- [RECORDS SUPPLIED]
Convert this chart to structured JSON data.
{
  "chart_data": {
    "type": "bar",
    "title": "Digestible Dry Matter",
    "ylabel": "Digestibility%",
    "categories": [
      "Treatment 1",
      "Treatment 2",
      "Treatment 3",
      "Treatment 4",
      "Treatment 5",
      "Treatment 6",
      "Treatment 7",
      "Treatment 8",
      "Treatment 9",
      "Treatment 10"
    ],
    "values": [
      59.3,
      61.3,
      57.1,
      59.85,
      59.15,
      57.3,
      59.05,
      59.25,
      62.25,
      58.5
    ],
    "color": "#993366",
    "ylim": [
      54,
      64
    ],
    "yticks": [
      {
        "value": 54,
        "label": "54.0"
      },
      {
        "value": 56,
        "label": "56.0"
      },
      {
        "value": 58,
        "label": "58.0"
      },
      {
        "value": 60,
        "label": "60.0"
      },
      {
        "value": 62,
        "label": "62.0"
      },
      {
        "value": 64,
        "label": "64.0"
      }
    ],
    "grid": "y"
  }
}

- [WRITTEN EXERCISE] Give the complete listing a second time, exactly as it reads.

- [ANSWER TO THIS EXERCISE]
Convert this chart to structured JSON data.
{
  "chart_data": {
    "type": "bar",
    "title": "Digestible Dry Matter",
    "ylabel": "Digestibility%",
    "categories": [
      "Treatment 1",
      "Treatment 2",
      "Treatment 3",
      "Treatment 4",
      "Treatment 5",
      "Treatment 6",
      "Treatment 7",
      "Treatment 8",
      "Treatment 9",
      "Treatment 10"
    ],
    "values": [
      59.3,
      61.3,
      57.1,
      59.85,
      59.15,
      57.3,
      59.05,
      59.25,
      62.25,
      58.5
    ],
    "color": "#993366",
    "ylim": [
      54,
      64
    ],
    "yticks": [
      {
        "value": 54,
        "label": "54.0"
      },
      {
        "value": 56,
        "label": "56.0"
      },
      {
        "value": 58,
        "label": "58.0"
      },
      {
        "value": 60,
        "label": "60.0"
      },
      {
        "value": 62,
        "label": "62.0"
      },
      {
        "value": 64,
        "label": "64.0"
      }
    ],
    "grid": "y"
  }
}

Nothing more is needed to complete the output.